» Quoted passage:
Start
We have a SNMP CPU Load sensor on a critical server and all cores spiked to 100% at the moment that the sensor caught it. This immediately sent the Down notification to our ticketing system. Even though I have it set to:
Set sensor to warning for 1 interval, then set to down (recommended)
in the sensor settings. The scanning interval is 5 minutes. Logs show a trigger activated roughly a minute later. I would expect another check to fail after entry 1), then a trigger.
2) 6/19/2016 3:33:01 PM SNMP CPU Load Notification Info State Trigger activated (Sensor/Source/ID:54776/0/1)
1) 6/19/2016 3:31:57 PM SNMP CPU Load Down 100 % (Total) is above the error limit of 95 % in Total
Article Comments
After sending my question in, I found the answer in the help documentation.
But I can't help but ask if this is the way it *should* be? CPU percentages are one of those metrics that can fluctuate wildly and sometimes need a wide berth to operate. Simply saying "If PRTG catches the CPU over 95% for even one check, that's critical." We're foregoing the Down condition in order to avoid this.
End
» Record list:
Start
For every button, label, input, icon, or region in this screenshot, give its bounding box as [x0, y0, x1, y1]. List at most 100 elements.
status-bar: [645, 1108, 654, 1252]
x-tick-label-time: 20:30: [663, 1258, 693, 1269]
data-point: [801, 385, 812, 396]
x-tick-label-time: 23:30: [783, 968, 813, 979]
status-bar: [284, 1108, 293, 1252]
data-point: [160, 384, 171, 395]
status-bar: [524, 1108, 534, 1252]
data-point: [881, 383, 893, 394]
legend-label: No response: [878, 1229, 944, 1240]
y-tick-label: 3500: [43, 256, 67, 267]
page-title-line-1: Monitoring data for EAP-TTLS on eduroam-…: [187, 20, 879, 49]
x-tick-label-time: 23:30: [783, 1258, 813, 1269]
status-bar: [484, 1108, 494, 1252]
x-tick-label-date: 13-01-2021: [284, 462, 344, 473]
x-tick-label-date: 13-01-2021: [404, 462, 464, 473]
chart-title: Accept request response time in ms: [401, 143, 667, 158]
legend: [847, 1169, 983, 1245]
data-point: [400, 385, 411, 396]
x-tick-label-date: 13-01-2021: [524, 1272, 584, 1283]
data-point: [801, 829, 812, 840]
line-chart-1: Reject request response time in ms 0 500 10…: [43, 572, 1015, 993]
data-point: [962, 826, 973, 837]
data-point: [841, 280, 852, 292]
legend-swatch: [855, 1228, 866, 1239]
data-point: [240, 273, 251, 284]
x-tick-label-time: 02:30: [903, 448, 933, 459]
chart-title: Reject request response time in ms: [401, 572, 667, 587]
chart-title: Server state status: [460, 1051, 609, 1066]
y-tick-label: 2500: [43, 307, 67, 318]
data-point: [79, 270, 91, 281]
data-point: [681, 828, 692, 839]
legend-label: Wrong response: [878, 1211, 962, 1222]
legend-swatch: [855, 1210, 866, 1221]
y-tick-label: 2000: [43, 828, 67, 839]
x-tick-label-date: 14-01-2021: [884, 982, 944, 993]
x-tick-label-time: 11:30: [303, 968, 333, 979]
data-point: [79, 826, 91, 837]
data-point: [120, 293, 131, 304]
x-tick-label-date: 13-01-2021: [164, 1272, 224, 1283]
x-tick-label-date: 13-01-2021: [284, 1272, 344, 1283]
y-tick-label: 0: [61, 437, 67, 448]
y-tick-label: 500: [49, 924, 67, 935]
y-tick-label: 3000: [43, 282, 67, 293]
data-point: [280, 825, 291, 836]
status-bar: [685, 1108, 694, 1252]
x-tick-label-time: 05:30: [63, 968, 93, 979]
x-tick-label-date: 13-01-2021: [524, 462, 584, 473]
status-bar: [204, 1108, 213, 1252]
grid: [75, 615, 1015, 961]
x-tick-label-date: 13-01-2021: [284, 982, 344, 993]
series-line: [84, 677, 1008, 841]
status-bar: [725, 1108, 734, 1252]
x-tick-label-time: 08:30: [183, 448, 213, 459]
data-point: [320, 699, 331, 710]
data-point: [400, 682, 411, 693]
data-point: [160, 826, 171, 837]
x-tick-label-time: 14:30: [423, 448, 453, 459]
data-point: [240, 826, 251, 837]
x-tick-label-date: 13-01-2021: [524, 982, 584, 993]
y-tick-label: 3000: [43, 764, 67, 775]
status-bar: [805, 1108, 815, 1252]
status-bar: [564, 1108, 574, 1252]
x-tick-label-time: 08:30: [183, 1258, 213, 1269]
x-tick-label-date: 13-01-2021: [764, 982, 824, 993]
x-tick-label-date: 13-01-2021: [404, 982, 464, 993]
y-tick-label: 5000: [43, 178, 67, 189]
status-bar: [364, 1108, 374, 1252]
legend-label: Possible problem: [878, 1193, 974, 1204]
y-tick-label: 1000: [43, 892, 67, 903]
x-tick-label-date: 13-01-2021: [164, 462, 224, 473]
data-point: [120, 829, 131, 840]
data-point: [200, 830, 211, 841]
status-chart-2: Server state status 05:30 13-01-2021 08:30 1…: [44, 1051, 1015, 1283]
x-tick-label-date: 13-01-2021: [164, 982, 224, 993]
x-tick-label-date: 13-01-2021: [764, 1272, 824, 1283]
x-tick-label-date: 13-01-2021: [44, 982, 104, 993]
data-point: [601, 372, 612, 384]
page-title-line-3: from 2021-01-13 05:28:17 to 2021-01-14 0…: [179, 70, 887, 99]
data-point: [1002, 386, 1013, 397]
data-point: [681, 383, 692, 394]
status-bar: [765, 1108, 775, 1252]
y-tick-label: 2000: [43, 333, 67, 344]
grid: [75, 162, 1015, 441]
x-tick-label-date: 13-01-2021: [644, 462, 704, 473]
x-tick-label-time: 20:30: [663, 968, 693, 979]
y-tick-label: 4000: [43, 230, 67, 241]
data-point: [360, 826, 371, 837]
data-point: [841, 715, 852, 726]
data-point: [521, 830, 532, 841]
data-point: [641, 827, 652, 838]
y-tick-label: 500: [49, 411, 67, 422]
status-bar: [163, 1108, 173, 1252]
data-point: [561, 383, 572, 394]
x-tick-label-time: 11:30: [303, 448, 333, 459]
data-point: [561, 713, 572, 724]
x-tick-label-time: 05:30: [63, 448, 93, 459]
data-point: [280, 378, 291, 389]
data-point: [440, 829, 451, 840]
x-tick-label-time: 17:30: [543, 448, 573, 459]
End
» Aim:
Write the next part of the forum thread about the SNMP CPU Load sensor that went straight to Down, picking up right after its final sentence.

» Written answer:
This is going to create a number of false alerts and increased workload on our level 1 and 2 support.
Jun, 2016 - Permalink
Dear Mike
The notification trigger can be used in this case: Add a threshold notification and configure a delay (Above X for Y seconds.) This way the sensor status is not affected, but you can still get an email or an alert by other means to check the server CPU performance.
Jun, 2016 - Permalink
Dear Mike
If a sensor goes down by a limit, it will instantly go down. The setting you mention only considers sensor errors like a connection issue to the device.
PRTG has no setting to delay a down status triggered by a channel limit.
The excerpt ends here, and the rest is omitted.